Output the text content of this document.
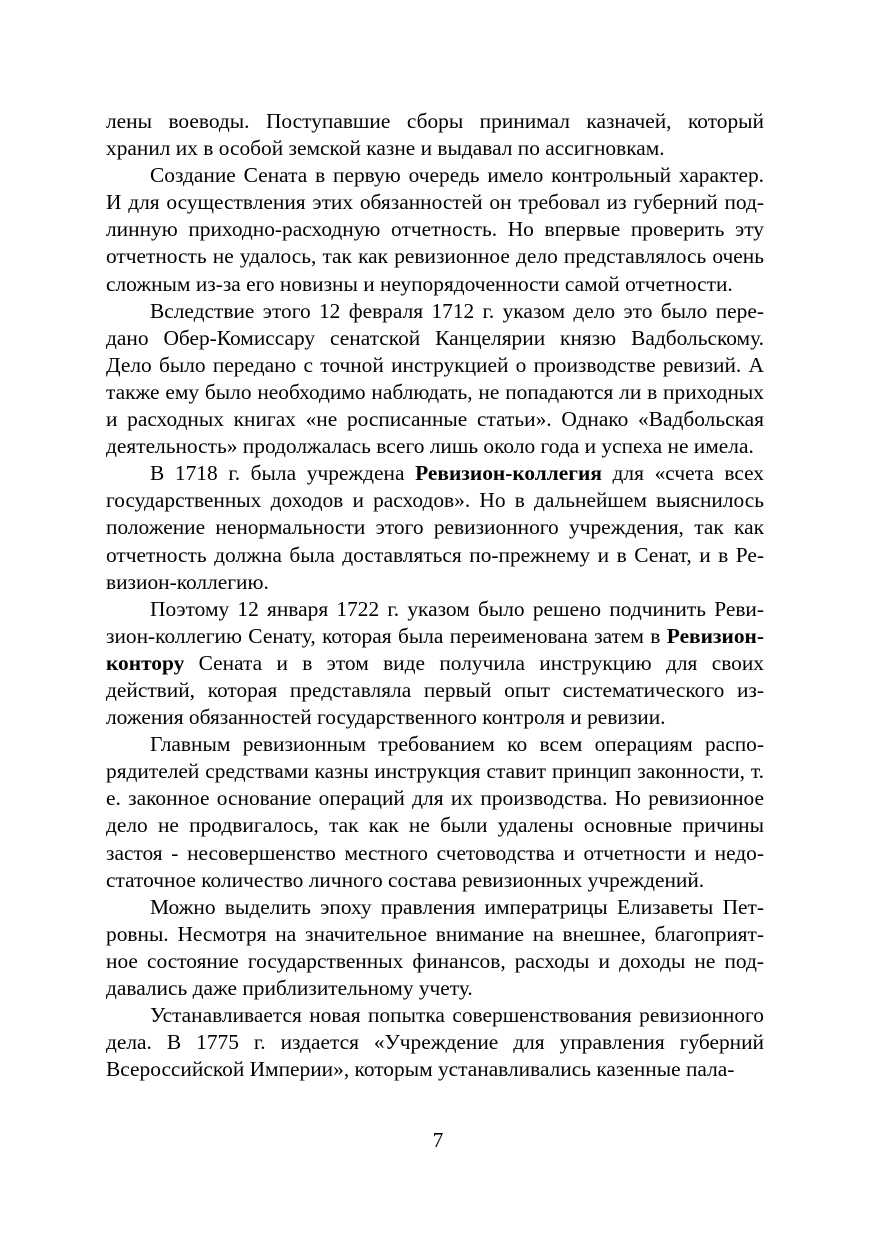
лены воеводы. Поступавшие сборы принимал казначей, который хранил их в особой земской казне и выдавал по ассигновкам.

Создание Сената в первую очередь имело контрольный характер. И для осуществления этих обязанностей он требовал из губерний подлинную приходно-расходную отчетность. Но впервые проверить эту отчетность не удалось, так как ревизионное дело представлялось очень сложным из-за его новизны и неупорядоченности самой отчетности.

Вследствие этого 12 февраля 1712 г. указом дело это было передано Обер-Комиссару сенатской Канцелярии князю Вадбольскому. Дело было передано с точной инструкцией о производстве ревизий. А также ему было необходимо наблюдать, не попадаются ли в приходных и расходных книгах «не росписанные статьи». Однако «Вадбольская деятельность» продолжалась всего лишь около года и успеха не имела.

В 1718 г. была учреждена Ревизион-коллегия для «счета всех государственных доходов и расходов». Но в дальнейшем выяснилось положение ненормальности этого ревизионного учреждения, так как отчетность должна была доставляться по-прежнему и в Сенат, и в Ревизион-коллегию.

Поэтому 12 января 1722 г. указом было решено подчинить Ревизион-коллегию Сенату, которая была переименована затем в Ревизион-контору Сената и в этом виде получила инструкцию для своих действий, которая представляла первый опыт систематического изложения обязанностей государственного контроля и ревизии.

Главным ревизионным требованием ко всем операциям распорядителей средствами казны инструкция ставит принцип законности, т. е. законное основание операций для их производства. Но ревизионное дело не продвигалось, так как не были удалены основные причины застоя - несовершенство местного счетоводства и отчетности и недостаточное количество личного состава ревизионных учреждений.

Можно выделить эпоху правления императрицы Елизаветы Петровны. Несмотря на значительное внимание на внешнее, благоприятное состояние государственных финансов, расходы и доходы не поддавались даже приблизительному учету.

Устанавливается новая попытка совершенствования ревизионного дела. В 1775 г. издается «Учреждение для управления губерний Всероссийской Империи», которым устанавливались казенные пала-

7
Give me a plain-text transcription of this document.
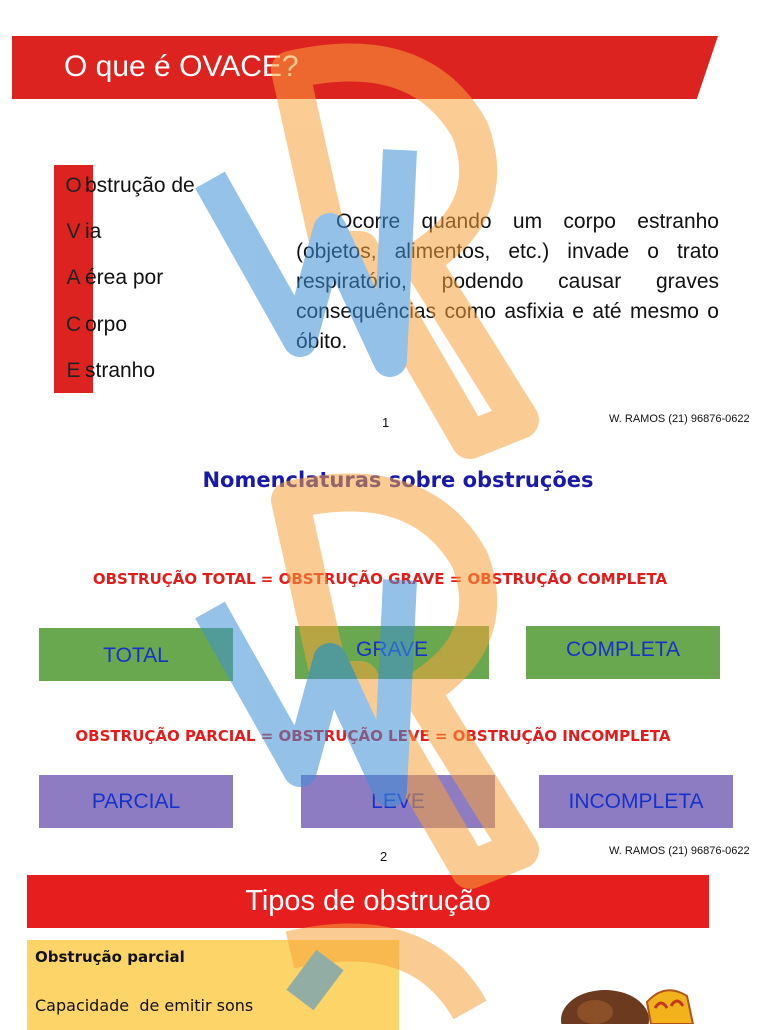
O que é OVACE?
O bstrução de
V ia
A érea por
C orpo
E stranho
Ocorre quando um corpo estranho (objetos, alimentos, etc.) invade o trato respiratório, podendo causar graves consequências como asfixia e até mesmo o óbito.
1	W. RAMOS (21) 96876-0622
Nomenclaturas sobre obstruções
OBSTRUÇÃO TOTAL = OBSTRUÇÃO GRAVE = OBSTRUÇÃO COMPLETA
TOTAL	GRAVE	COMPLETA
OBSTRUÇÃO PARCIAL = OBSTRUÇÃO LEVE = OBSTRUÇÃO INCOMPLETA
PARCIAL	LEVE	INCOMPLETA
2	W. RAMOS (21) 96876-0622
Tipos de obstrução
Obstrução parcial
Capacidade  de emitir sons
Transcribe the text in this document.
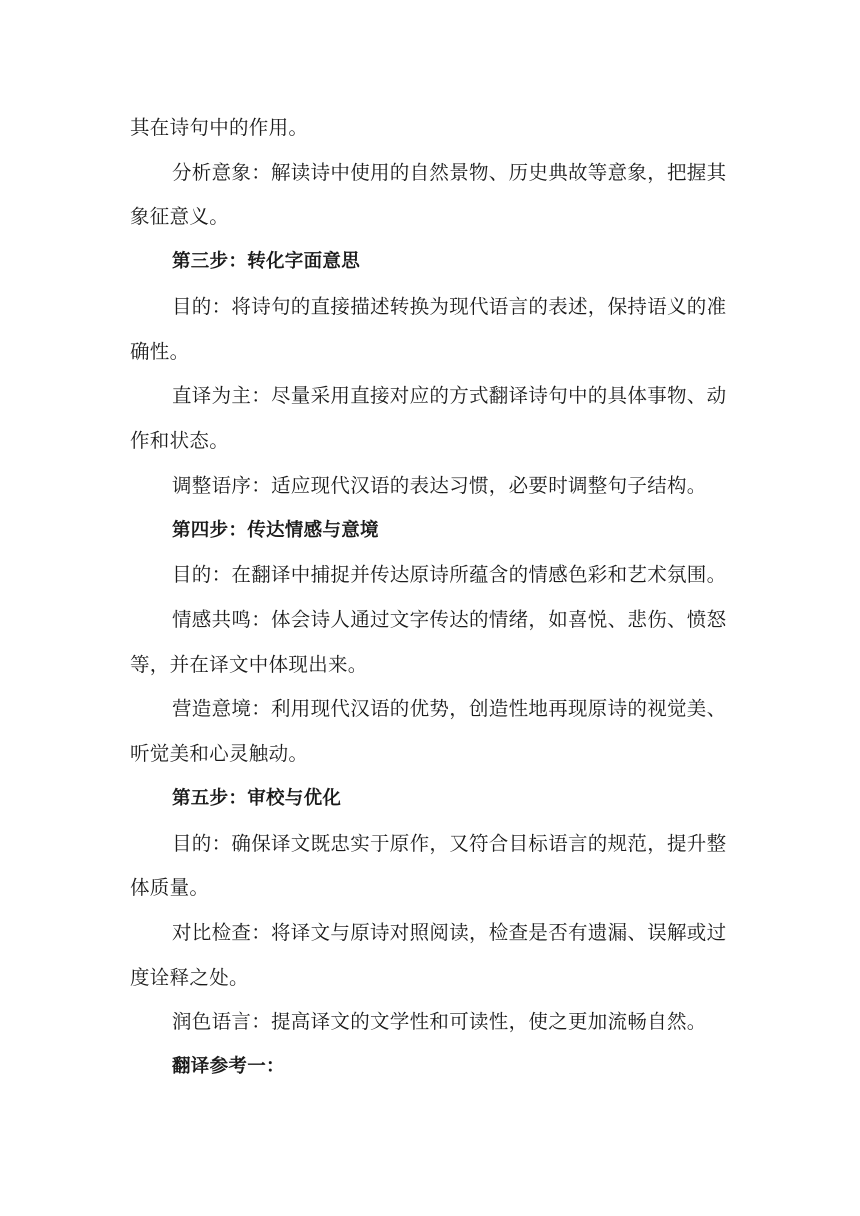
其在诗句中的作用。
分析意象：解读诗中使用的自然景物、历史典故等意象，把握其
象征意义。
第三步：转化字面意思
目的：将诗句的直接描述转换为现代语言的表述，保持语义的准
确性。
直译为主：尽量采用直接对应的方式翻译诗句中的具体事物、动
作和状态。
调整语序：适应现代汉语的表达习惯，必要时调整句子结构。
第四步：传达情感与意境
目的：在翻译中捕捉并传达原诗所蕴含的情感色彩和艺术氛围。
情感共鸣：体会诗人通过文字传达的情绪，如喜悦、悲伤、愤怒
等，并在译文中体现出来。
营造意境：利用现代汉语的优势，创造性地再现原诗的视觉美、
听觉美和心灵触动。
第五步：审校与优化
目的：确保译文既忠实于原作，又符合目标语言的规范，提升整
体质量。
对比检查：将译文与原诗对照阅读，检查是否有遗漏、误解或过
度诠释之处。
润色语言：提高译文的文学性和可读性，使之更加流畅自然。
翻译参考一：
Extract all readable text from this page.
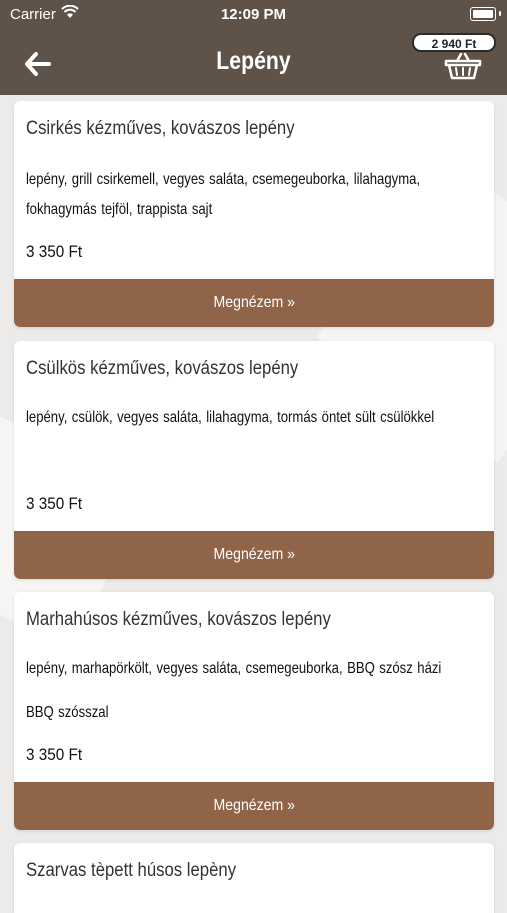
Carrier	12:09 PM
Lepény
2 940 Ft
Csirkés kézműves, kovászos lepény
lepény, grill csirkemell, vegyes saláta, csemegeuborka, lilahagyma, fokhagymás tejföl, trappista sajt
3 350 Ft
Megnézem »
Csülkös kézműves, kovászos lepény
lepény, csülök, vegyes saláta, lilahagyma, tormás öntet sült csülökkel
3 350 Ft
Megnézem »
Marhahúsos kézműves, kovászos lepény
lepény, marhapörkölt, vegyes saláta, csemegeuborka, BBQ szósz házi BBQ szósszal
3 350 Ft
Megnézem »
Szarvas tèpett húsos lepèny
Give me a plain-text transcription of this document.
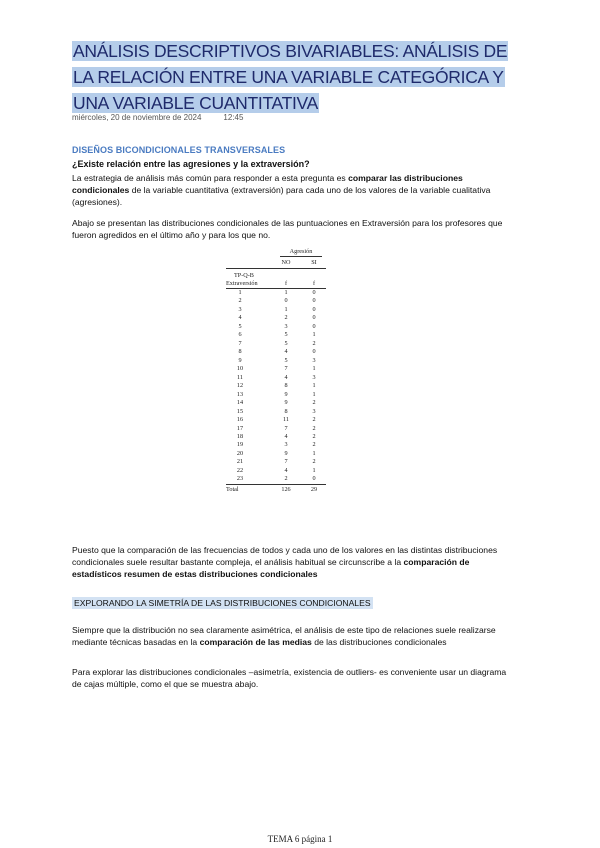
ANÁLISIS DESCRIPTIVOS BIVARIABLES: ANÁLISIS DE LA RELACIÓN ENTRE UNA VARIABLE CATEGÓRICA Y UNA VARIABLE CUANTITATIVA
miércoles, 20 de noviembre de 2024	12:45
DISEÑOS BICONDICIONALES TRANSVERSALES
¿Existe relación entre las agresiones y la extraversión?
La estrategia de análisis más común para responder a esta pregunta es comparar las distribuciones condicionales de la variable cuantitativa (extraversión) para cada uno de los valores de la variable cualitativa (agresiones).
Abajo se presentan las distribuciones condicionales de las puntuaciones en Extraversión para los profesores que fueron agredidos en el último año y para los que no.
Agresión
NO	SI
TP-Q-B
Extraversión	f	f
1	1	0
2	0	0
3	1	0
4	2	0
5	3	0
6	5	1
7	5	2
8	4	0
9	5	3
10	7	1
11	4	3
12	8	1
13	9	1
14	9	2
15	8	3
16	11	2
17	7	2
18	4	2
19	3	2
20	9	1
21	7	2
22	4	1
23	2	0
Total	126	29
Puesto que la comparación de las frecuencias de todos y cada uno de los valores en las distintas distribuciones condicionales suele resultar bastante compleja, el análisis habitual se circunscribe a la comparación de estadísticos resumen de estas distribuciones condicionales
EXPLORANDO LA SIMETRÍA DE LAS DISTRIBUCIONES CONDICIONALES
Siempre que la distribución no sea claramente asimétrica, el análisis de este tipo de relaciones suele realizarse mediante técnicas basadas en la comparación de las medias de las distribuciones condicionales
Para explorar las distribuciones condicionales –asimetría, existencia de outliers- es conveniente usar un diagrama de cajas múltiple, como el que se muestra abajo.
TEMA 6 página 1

▬▬▬▬▬▬

Retype each line of the listing above word for word. Exclude the pictures.

Output the text content of this document.
лены воеводы. Поступавшие сборы принимал казначей, который хранил их в особой земской казне и выдавал по ассигновкам.

Создание Сената в первую очередь имело контрольный характер. И для осуществления этих обязанностей он требовал из губерний подлинную приходно-расходную отчетность. Но впервые проверить эту отчетность не удалось, так как ревизионное дело представлялось очень сложным из-за его новизны и неупорядоченности самой отчетности.

Вследствие этого 12 февраля 1712 г. указом дело это было передано Обер-Комиссару сенатской Канцелярии князю Вадбольскому. Дело было передано с точной инструкцией о производстве ревизий. А также ему было необходимо наблюдать, не попадаются ли в приходных и расходных книгах «не росписанные статьи». Однако «Вадбольская деятельность» продолжалась всего лишь около года и успеха не имела.

В 1718 г. была учреждена Ревизион-коллегия для «счета всех государственных доходов и расходов». Но в дальнейшем выяснилось положение ненормальности этого ревизионного учреждения, так как отчетность должна была доставляться по-прежнему и в Сенат, и в Ревизион-коллегию.

Поэтому 12 января 1722 г. указом было решено подчинить Ревизион-коллегию Сенату, которая была переименована затем в Ревизион-контору Сената и в этом виде получила инструкцию для своих действий, которая представляла первый опыт систематического изложения обязанностей государственного контроля и ревизии.

Главным ревизионным требованием ко всем операциям распорядителей средствами казны инструкция ставит принцип законности, т. е. законное основание операций для их производства. Но ревизионное дело не продвигалось, так как не были удалены основные причины застоя - несовершенство местного счетоводства и отчетности и недостаточное количество личного состава ревизионных учреждений.

Можно выделить эпоху правления императрицы Елизаветы Петровны. Несмотря на значительное внимание на внешнее, благоприятное состояние государственных финансов, расходы и доходы не поддавались даже приблизительному учету.

Устанавливается новая попытка совершенствования ревизионного дела. В 1775 г. издается «Учреждение для управления губерний Всероссийской Империи», которым устанавливались казенные пала-

7
Give me a plain-text transcription of this document.
O que é OVACE?
O bstrução de
V ia
A érea por
C orpo
E stranho
Ocorre quando um corpo estranho (objetos, alimentos, etc.) invade o trato respiratório, podendo causar graves consequências como asfixia e até mesmo o óbito.
1	W. RAMOS (21) 96876-0622
Nomenclaturas sobre obstruções
OBSTRUÇÃO TOTAL = OBSTRUÇÃO GRAVE = OBSTRUÇÃO COMPLETA
TOTAL	GRAVE	COMPLETA
OBSTRUÇÃO PARCIAL = OBSTRUÇÃO LEVE = OBSTRUÇÃO INCOMPLETA
PARCIAL	LEVE	INCOMPLETA
2	W. RAMOS (21) 96876-0622
Tipos de obstrução
Obstrução parcial
Capacidade  de emitir sons
Transcribe the text in this document.
其在诗句中的作用。
分析意象：解读诗中使用的自然景物、历史典故等意象，把握其
象征意义。
第三步：转化字面意思
目的：将诗句的直接描述转换为现代语言的表述，保持语义的准
确性。
直译为主：尽量采用直接对应的方式翻译诗句中的具体事物、动
作和状态。
调整语序：适应现代汉语的表达习惯，必要时调整句子结构。
第四步：传达情感与意境
目的：在翻译中捕捉并传达原诗所蕴含的情感色彩和艺术氛围。
情感共鸣：体会诗人通过文字传达的情绪，如喜悦、悲伤、愤怒
等，并在译文中体现出来。
营造意境：利用现代汉语的优势，创造性地再现原诗的视觉美、
听觉美和心灵触动。
第五步：审校与优化
目的：确保译文既忠实于原作，又符合目标语言的规范，提升整
体质量。
对比检查：将译文与原诗对照阅读，检查是否有遗漏、误解或过
度诠释之处。
润色语言：提高译文的文学性和可读性，使之更加流畅自然。
翻译参考一：
Extract all readable text from this page.
Carrier	12:09 PM
Lepény
2 940 Ft
Csirkés kézműves, kovászos lepény
lepény, grill csirkemell, vegyes saláta, csemegeuborka, lilahagyma, fokhagymás tejföl, trappista sajt
3 350 Ft
Megnézem »
Csülkös kézműves, kovászos lepény
lepény, csülök, vegyes saláta, lilahagyma, tormás öntet sült csülökkel
3 350 Ft
Megnézem »
Marhahúsos kézműves, kovászos lepény
lepény, marhapörkölt, vegyes saláta, csemegeuborka, BBQ szósz házi BBQ szósszal
3 350 Ft
Megnézem »
Szarvas tèpett húsos lepèny
Give me a plain-text transcription of this document.
ANÁLISIS DESCRIPTIVOS BIVARIABLES: ANÁLISIS DE LA RELACIÓN ENTRE UNA VARIABLE CATEGÓRICA Y UNA VARIABLE CUANTITATIVA
miércoles, 20 de noviembre de 2024	12:45
DISEÑOS BICONDICIONALES TRANSVERSALES
¿Existe relación entre las agresiones y la extraversión?
La estrategia de análisis más común para responder a esta pregunta es comparar las distribuciones condicionales de la variable cuantitativa (extraversión) para cada uno de los valores de la variable cualitativa (agresiones).
Abajo se presentan las distribuciones condicionales de las puntuaciones en Extraversión para los profesores que fueron agredidos en el último año y para los que no.
Agresión
NO	SI
TP-Q-B
Extraversión	f	f
1	1	0
2	0	0
3	1	0
4	2	0
5	3	0
6	5	1
7	5	2
8	4	0
9	5	3
10	7	1
11	4	3
12	8	1
13	9	1
14	9	2
15	8	3
16	11	2
17	7	2
18	4	2
19	3	2
20	9	1
21	7	2
22	4	1
23	2	0
Total	126	29
Puesto que la comparación de las frecuencias de todos y cada uno de los valores en las distintas distribuciones condicionales suele resultar bastante compleja, el análisis habitual se circunscribe a la comparación de estadísticos resumen de estas distribuciones condicionales
EXPLORANDO LA SIMETRÍA DE LAS DISTRIBUCIONES CONDICIONALES
Siempre que la distribución no sea claramente asimétrica, el análisis de este tipo de relaciones suele realizarse mediante técnicas basadas en la comparación de las medias de las distribuciones condicionales
Para explorar las distribuciones condicionales –asimetría, existencia de outliers- es conveniente usar un diagrama de cajas múltiple, como el que se muestra abajo.
TEMA 6 página 1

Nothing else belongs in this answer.